● Exercise task: Look below. Copy each line that has "Save" in it.

● Material shown:
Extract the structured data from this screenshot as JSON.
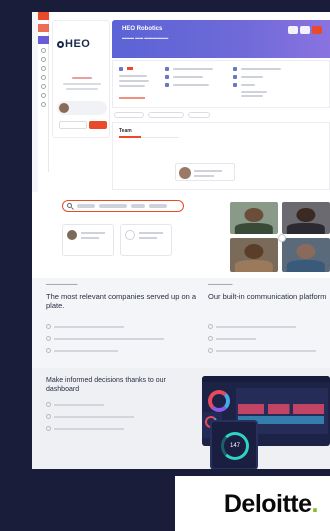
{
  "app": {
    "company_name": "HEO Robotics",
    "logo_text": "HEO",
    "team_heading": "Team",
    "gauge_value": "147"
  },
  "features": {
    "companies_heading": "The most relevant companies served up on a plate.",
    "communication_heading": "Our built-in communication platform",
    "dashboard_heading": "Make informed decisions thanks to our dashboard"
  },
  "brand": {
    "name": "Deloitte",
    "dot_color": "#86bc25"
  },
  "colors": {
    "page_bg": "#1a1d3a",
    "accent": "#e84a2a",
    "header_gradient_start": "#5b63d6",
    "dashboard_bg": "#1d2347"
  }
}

---

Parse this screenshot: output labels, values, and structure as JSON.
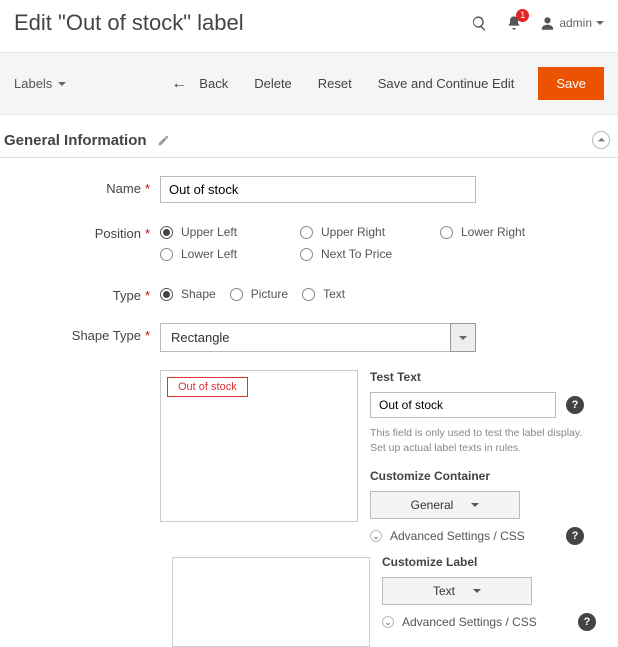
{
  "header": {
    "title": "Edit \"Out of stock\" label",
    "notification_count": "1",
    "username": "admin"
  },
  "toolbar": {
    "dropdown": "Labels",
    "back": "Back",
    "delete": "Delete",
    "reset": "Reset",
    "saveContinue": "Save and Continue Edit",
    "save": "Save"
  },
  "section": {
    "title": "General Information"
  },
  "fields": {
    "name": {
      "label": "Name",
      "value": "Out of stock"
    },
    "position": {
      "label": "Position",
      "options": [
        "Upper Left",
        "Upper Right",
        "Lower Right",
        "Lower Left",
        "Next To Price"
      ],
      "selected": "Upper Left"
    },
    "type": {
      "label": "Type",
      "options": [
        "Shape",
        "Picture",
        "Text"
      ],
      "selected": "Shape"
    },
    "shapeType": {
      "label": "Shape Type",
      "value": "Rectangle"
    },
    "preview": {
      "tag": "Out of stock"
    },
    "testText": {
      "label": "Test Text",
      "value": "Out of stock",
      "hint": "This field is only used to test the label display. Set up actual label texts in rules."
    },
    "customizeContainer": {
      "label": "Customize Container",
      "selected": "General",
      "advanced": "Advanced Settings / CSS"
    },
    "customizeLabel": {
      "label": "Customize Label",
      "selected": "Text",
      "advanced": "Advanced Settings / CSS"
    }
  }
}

● Response below:
    "saveContinue": "Save and Continue Edit",
    "save": "Save"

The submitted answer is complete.